Can you recast every line of the data below as a Markdown table with the columns "Row" and "Line", leaving out blank lines?

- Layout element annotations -
○ ○ ○ ○ ○
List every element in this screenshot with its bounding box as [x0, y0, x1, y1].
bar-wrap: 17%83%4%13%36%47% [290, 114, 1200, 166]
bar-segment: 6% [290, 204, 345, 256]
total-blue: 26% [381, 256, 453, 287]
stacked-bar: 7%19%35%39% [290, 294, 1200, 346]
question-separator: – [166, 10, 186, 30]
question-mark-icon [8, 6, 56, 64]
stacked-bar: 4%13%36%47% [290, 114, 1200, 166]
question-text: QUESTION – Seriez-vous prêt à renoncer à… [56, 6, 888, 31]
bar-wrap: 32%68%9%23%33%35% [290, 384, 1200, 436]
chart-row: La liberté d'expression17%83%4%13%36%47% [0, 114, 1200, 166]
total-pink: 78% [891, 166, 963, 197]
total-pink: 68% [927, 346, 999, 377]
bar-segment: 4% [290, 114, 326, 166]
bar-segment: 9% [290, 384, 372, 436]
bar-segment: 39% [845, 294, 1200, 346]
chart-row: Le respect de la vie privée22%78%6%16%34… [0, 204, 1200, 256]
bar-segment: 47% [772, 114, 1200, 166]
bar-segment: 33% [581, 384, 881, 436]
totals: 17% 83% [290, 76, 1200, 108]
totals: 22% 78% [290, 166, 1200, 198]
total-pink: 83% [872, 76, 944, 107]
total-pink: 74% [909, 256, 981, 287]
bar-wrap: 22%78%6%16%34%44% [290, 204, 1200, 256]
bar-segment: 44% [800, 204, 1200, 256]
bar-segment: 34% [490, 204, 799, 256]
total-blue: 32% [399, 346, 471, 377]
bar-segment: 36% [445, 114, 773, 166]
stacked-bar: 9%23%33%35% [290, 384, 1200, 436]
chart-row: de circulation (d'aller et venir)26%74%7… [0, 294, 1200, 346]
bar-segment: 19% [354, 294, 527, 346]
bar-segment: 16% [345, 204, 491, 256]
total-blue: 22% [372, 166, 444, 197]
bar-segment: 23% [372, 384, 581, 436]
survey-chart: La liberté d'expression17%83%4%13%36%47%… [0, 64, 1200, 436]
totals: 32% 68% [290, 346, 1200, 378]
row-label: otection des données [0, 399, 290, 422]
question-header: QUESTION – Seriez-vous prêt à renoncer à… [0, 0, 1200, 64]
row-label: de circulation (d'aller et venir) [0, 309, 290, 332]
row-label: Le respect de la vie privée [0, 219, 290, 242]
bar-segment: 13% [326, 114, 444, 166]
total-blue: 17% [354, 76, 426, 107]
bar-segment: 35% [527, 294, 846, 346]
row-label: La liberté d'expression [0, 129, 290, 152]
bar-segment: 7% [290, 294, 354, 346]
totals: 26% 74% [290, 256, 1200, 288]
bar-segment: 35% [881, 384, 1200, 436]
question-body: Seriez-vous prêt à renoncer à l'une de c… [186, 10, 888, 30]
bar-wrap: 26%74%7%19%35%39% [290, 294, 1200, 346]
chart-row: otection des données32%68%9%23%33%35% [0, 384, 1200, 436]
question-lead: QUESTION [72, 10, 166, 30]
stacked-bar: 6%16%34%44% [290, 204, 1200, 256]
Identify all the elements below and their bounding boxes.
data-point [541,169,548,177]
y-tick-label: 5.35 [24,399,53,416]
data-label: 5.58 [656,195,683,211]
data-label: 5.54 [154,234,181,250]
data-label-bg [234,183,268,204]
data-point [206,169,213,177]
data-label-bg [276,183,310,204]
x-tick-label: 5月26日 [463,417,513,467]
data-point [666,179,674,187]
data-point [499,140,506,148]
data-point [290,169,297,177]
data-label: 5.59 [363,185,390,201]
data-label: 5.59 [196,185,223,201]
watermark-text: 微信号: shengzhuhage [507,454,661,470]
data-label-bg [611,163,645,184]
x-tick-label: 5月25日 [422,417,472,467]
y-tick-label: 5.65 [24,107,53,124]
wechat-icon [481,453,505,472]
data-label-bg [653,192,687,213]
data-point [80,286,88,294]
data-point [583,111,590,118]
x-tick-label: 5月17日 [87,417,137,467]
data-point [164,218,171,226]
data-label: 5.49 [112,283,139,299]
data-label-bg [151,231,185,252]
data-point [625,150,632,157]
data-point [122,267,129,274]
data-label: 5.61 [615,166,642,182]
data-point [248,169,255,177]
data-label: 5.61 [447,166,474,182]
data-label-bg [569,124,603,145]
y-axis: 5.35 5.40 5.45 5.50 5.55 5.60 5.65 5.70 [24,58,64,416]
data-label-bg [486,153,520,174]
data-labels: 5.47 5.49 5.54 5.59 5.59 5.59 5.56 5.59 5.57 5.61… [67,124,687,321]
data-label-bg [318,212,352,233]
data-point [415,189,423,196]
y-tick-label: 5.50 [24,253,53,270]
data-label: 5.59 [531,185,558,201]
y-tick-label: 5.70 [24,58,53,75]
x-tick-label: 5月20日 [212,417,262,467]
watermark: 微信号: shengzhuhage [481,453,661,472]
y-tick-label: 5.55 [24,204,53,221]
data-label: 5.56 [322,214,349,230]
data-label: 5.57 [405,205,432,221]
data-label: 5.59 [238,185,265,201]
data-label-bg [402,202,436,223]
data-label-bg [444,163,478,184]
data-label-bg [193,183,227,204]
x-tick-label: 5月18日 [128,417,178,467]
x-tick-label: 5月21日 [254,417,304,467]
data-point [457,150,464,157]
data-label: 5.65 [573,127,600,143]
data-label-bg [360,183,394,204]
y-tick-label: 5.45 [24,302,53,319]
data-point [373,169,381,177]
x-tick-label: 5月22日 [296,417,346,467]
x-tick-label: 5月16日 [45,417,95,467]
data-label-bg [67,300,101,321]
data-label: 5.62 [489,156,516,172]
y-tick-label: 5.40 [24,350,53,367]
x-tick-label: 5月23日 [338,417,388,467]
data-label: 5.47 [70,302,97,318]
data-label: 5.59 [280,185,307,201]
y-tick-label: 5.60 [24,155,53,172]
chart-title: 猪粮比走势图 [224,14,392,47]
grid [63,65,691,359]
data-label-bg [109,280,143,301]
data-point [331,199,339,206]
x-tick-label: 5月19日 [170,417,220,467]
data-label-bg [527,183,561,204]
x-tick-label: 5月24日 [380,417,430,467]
○ ○ ○ ○ ○
- Task answer -
| Row | Line |
|---|---|
| 1 | List every element in this screenshot with its bounding box as [x0, y0, x1, y1]. |
| 2 | bar-wrap: 17%83%4%13%36%47% [290, 114, 1200, 166] |
| 3 | bar-segment: 6% [290, 204, 345, 256] |
| 4 | total-blue: 26% [381, 256, 453, 287] |
| 5 | stacked-bar: 7%19%35%39% [290, 294, 1200, 346] |
| 6 | question-separator: – [166, 10, 186, 30] |
| 7 | question-mark-icon [8, 6, 56, 64] |
| 8 | stacked-bar: 4%13%36%47% [290, 114, 1200, 166] |
| 9 | question-text: QUESTION – Seriez-vous prêt à renoncer à… [56, 6, 888, 31] |
| 10 | bar-wrap: 32%68%9%23%33%35% [290, 384, 1200, 436] |
| 11 | chart-row: La liberté d'expression17%83%4%13%36%47% [0, 114, 1200, 166] |
| 12 | total-pink: 78% [891, 166, 963, 197] |
| 13 | total-pink: 68% [927, 346, 999, 377] |
| 14 | bar-segment: 4% [290, 114, 326, 166] |
| 15 | bar-segment: 9% [290, 384, 372, 436] |
| 16 | bar-segment: 39% [845, 294, 1200, 346] |
| 17 | chart-row: Le respect de la vie privée22%78%6%16%34… [0, 204, 1200, 256] |
| 18 | bar-segment: 47% [772, 114, 1200, 166] |
| 19 | bar-segment: 33% [581, 384, 881, 436] |
| 20 | totals: 17% 83% [290, 76, 1200, 108] |
| 21 | totals: 22% 78% [290, 166, 1200, 198] |
| 22 | total-pink: 83% [872, 76, 944, 107] |
| 23 | total-pink: 74% [909, 256, 981, 287] |
| 24 | bar-wrap: 22%78%6%16%34%44% [290, 204, 1200, 256] |
| 25 | bar-segment: 44% [800, 204, 1200, 256] |
| 26 | bar-segment: 34% [490, 204, 799, 256] |
| 27 | total-blue: 32% [399, 346, 471, 377] |
| 28 | bar-segment: 36% [445, 114, 773, 166] |
| 29 | stacked-bar: 9%23%33%35% [290, 384, 1200, 436] |
| 30 | chart-row: de circulation (d'aller et venir)26%74%7… [0, 294, 1200, 346] |
| 31 | bar-segment: 19% [354, 294, 527, 346] |
| 32 | bar-segment: 16% [345, 204, 491, 256] |
| 33 | total-blue: 22% [372, 166, 444, 197] |
| 34 | bar-segment: 23% [372, 384, 581, 436] |
| 35 | survey-chart: La liberté d'expression17%83%4%13%36%47%… [0, 64, 1200, 436] |
| 36 | totals: 32% 68% [290, 346, 1200, 378] |
| 37 | row-label: otection des données [0, 399, 290, 422] |
| 38 | question-header: QUESTION – Seriez-vous prêt à renoncer à… [0, 0, 1200, 64] |
| 39 | row-label: de circulation (d'aller et venir) [0, 309, 290, 332] |
| 40 | row-label: Le respect de la vie privée [0, 219, 290, 242] |
| 41 | bar-segment: 13% [326, 114, 444, 166] |
| 42 | total-blue: 17% [354, 76, 426, 107] |
| 43 | bar-segment: 35% [527, 294, 846, 346] |
| 44 | row-label: La liberté d'expression [0, 129, 290, 152] |
| 45 | bar-segment: 7% [290, 294, 354, 346] |
| 46 | totals: 26% 74% [290, 256, 1200, 288] |
| 47 | bar-segment: 35% [881, 384, 1200, 436] |
| 48 | question-body: Seriez-vous prêt à renoncer à l'une de c… [186, 10, 888, 30] |
| 49 | bar-wrap: 26%74%7%19%35%39% [290, 294, 1200, 346] |
| 50 | chart-row: otection des données32%68%9%23%33%35% [0, 384, 1200, 436] |
| 51 | question-lead: QUESTION [72, 10, 166, 30] |
| 52 | stacked-bar: 6%16%34%44% [290, 204, 1200, 256] |
| 53 | Identify all the elements below and their bounding boxes. |
| 54 | data-point [541,169,548,177] |
| 55 | y-tick-label: 5.35 [24,399,53,416] |
| 56 | data-label: 5.58 [656,195,683,211] |
| 57 | data-label: 5.54 [154,234,181,250] |
| 58 | data-label-bg [234,183,268,204] |
| 59 | data-point [206,169,213,177] |
| 60 | data-label-bg [276,183,310,204] |
| 61 | x-tick-label: 5月26日 [463,417,513,467] |
| 62 | data-point [666,179,674,187] |
| 63 | data-point [499,140,506,148] |
| 64 | data-point [290,169,297,177] |
| 65 | data-label: 5.59 [363,185,390,201] |
| 66 | data-label: 5.59 [196,185,223,201] |
| 67 | watermark-text: 微信号: shengzhuhage [507,454,661,470] |
| 68 | data-label-bg [611,163,645,184] |
| 69 | x-tick-label: 5月25日 [422,417,472,467] |
| 70 | y-tick-label: 5.65 [24,107,53,124] |
| 71 | wechat-icon [481,453,505,472] |
| 72 | data-label-bg [653,192,687,213] |
| 73 | data-point [80,286,88,294] |
| 74 | data-point [583,111,590,118] |
| 75 | x-tick-label: 5月17日 [87,417,137,467] |
| 76 | data-point [164,218,171,226] |
| 77 | data-label: 5.49 [112,283,139,299] |
| 78 | data-label-bg [151,231,185,252] |
| 79 | data-point [625,150,632,157] |
| 80 | data-point [122,267,129,274] |
| 81 | data-label: 5.61 [615,166,642,182] |
| 82 | data-point [248,169,255,177] |
| 83 | data-label: 5.61 [447,166,474,182] |
| 84 | data-label-bg [569,124,603,145] |
| 85 | y-axis: 5.35 5.40 5.45 5.50 5.55 5.60 5.65 5.70 [24,58,64,416] |
| 86 | data-label-bg [486,153,520,174] |
| 87 | data-labels: 5.47 5.49 5.54 5.59 5.59 5.59 5.56 5.59 5.57 5.61… [67,124,687,321] |
| 88 | data-label-bg [318,212,352,233] |
| 89 | data-point [415,189,423,196] |
| 90 | y-tick-label: 5.50 [24,253,53,270] |
| 91 | data-label: 5.59 [531,185,558,201] |
| 92 | y-tick-label: 5.70 [24,58,53,75] |
| 93 | x-tick-label: 5月20日 [212,417,262,467] |
| 94 | watermark: 微信号: shengzhuhage [481,453,661,472] |
| 95 | y-tick-label: 5.55 [24,204,53,221] |
| 96 | data-label: 5.56 [322,214,349,230] |
| 97 | data-label: 5.57 [405,205,432,221] |
| 98 | data-label: 5.59 [238,185,265,201] |
| 99 | data-label-bg [402,202,436,223] |
| 100 | data-label-bg [444,163,478,184] |
| 101 | data-label-bg [193,183,227,204] |
| 102 | x-tick-label: 5月18日 [128,417,178,467] |
| 103 | x-tick-label: 5月21日 [254,417,304,467] |
| 104 | data-point [457,150,464,157] |
| 105 | data-label: 5.65 [573,127,600,143] |
| 106 | data-label-bg [360,183,394,204] |
| 107 | y-tick-label: 5.45 [24,302,53,319] |
| 108 | data-point [373,169,381,177] |
| 109 | x-tick-label: 5月22日 [296,417,346,467] |
| 110 | x-tick-label: 5月16日 [45,417,95,467] |
| 111 | data-label-bg [67,300,101,321] |
| 112 | data-label: 5.62 [489,156,516,172] |
| 113 | y-tick-label: 5.40 [24,350,53,367] |
| 114 | x-tick-label: 5月23日 [338,417,388,467] |
| 115 | data-label: 5.47 [70,302,97,318] |
| 116 | data-label: 5.59 [280,185,307,201] |
| 117 | y-tick-label: 5.60 [24,155,53,172] |
| 118 | chart-title: 猪粮比走势图 [224,14,392,47] |
| 119 | grid [63,65,691,359] |
| 120 | data-label-bg [109,280,143,301] |
| 121 | data-point [331,199,339,206] |
| 122 | x-tick-label: 5月19日 [170,417,220,467] |
| 123 | data-label-bg [527,183,561,204] |
| 124 | x-tick-label: 5月24日 [380,417,430,467] |